§ THE PROBLEM
Check each line of the material below, and copy it if it holds the string "requests".
[Begin MATERIAL SHOWN]
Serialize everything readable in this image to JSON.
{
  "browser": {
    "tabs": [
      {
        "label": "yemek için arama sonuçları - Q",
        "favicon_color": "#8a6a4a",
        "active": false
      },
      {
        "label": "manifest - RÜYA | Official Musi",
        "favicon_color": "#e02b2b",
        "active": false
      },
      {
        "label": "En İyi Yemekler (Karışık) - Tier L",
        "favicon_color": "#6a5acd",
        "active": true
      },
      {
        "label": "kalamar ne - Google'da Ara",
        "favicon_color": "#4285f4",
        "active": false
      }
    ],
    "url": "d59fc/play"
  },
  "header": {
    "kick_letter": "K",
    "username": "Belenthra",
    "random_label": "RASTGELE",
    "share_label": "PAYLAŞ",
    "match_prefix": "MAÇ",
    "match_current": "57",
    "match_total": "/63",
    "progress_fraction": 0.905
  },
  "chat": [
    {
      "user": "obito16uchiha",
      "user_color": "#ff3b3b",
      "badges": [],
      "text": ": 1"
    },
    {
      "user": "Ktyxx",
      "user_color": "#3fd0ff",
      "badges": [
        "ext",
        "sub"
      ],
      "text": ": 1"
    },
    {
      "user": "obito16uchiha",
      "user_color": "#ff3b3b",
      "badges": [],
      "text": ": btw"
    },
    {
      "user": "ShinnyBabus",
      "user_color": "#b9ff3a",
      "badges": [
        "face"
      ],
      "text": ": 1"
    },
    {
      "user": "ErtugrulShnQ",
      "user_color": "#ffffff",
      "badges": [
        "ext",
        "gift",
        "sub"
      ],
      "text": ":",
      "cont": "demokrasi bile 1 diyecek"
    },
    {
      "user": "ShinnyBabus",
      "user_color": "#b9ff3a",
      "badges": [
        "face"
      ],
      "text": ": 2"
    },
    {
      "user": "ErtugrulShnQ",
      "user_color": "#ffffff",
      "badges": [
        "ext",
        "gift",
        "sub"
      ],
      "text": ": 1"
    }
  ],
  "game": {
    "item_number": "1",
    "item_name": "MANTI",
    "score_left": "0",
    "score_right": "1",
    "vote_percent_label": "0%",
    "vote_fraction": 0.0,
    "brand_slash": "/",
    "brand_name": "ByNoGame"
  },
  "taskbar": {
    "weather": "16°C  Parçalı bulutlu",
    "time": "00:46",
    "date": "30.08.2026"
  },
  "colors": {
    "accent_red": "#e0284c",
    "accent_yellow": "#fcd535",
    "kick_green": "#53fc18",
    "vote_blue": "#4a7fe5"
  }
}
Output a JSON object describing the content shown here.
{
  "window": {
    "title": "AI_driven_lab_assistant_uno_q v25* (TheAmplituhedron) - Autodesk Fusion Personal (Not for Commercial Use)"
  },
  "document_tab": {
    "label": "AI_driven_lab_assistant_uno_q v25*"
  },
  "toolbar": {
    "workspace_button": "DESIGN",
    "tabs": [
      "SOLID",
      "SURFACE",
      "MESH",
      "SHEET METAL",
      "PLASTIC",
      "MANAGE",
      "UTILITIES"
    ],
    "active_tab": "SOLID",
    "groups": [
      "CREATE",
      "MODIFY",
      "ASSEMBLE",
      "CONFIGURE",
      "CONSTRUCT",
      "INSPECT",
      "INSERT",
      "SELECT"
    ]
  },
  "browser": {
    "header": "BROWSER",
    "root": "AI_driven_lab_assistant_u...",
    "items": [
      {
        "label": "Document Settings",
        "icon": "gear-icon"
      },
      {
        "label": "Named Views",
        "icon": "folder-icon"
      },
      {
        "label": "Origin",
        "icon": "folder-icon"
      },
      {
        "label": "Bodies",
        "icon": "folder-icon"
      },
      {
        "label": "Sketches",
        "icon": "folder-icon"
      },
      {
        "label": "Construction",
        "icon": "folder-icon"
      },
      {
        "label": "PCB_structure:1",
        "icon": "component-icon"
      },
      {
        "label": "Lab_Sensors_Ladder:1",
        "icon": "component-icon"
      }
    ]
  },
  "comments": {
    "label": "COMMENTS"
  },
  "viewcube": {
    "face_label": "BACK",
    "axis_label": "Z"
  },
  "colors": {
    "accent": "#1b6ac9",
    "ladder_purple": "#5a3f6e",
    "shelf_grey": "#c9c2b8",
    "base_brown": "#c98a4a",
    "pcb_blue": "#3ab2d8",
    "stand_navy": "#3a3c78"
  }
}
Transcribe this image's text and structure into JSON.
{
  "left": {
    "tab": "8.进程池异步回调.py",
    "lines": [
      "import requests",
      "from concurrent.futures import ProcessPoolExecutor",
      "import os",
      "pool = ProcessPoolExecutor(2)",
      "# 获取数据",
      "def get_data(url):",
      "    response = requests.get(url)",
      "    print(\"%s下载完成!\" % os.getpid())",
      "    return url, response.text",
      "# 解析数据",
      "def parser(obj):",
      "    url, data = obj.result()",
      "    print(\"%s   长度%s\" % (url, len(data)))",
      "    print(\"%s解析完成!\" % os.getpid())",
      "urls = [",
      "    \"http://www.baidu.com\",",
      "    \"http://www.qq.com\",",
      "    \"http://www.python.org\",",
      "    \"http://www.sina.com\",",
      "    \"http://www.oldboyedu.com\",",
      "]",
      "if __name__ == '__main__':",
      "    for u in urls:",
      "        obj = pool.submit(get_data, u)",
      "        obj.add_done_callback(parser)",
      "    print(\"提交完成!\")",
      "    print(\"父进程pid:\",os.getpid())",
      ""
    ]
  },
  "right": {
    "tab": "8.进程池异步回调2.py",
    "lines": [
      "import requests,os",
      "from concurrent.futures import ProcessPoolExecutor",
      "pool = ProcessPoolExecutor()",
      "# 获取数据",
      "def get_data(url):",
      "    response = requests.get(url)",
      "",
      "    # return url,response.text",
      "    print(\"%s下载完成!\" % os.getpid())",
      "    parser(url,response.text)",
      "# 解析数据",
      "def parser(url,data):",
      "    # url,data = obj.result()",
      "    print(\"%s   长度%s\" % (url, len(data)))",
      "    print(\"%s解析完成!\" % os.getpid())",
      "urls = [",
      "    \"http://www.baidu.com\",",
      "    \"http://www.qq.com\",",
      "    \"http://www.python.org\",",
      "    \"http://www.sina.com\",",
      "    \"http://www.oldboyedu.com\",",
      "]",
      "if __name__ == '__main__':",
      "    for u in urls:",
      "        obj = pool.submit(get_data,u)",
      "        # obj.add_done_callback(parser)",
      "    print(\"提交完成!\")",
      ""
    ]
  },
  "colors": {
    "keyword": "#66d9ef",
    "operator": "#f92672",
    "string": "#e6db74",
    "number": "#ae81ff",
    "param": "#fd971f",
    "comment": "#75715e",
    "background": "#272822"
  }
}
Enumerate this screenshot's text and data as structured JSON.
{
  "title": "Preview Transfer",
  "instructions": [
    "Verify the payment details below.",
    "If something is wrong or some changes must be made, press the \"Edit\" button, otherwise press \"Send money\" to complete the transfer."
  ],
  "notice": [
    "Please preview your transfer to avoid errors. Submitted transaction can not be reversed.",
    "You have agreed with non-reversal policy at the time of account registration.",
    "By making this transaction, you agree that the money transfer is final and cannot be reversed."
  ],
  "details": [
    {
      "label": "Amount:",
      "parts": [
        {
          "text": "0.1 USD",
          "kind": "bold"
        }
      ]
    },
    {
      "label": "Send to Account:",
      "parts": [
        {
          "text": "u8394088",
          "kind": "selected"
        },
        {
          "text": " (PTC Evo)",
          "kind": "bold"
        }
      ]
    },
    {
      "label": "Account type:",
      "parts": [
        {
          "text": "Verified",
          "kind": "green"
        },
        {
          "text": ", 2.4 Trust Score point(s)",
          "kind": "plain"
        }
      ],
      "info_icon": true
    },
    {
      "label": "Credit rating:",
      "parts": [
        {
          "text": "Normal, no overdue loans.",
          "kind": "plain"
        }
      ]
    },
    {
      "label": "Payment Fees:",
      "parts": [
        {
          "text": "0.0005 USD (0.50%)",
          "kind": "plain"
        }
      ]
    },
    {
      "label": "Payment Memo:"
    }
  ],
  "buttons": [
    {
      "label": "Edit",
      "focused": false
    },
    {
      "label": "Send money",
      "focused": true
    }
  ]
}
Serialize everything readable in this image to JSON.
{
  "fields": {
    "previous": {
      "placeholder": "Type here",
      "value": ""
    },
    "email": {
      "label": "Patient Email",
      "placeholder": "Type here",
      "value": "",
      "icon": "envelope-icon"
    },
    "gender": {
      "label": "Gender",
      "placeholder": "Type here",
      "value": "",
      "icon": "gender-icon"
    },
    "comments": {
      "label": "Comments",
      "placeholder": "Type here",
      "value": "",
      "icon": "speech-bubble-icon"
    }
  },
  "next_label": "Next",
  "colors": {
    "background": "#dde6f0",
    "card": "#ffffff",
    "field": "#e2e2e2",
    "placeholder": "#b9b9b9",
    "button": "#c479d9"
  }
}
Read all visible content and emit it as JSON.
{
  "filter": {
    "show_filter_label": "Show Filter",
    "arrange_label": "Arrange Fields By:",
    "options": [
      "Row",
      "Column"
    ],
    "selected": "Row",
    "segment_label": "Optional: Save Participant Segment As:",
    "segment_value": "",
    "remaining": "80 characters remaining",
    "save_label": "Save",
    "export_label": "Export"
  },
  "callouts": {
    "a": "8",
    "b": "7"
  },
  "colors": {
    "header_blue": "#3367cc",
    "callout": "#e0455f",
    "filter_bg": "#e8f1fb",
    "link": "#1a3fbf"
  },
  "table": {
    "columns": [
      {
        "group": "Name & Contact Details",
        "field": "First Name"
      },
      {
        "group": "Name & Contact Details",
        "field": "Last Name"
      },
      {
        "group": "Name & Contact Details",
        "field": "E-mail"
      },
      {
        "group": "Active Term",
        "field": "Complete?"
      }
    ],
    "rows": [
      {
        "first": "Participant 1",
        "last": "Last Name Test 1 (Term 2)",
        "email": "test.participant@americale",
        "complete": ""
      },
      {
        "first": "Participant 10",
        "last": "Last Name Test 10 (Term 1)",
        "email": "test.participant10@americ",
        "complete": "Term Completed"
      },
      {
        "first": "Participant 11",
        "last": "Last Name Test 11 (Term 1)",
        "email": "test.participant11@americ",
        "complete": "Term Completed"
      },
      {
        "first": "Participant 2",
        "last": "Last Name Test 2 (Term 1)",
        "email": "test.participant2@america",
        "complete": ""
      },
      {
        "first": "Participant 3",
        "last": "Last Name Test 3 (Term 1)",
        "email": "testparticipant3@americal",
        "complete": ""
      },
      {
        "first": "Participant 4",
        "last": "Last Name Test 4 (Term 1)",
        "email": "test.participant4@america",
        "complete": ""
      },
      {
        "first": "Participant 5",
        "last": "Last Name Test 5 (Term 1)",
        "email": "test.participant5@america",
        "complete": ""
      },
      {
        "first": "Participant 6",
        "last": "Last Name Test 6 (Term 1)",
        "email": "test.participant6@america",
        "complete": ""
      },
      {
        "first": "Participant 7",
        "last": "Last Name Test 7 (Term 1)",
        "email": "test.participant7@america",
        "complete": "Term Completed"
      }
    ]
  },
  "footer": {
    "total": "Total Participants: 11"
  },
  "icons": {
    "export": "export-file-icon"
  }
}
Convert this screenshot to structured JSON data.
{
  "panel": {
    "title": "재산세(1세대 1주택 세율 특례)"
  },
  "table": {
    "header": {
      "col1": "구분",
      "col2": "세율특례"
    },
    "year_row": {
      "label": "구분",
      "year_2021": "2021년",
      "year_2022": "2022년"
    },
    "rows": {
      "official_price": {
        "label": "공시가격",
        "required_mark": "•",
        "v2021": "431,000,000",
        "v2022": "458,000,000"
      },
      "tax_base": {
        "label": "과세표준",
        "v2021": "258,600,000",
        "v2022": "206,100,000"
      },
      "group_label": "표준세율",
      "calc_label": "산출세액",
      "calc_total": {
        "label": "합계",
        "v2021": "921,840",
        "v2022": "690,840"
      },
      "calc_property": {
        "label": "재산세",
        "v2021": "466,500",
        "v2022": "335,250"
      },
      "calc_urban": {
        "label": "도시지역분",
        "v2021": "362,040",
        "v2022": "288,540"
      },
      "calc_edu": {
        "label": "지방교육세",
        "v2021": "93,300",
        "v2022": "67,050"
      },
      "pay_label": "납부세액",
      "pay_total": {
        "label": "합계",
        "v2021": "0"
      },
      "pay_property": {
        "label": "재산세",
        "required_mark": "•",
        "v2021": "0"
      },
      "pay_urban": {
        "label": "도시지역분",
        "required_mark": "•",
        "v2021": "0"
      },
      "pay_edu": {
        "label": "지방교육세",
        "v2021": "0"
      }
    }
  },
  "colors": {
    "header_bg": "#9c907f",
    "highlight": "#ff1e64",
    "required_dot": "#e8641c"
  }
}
[End MATERIAL SHOWN]
§ CORRECT RESULT
      "import requests",
      "    response = requests.get(url)",
      "import requests,os",
      "    response = requests.get(url)",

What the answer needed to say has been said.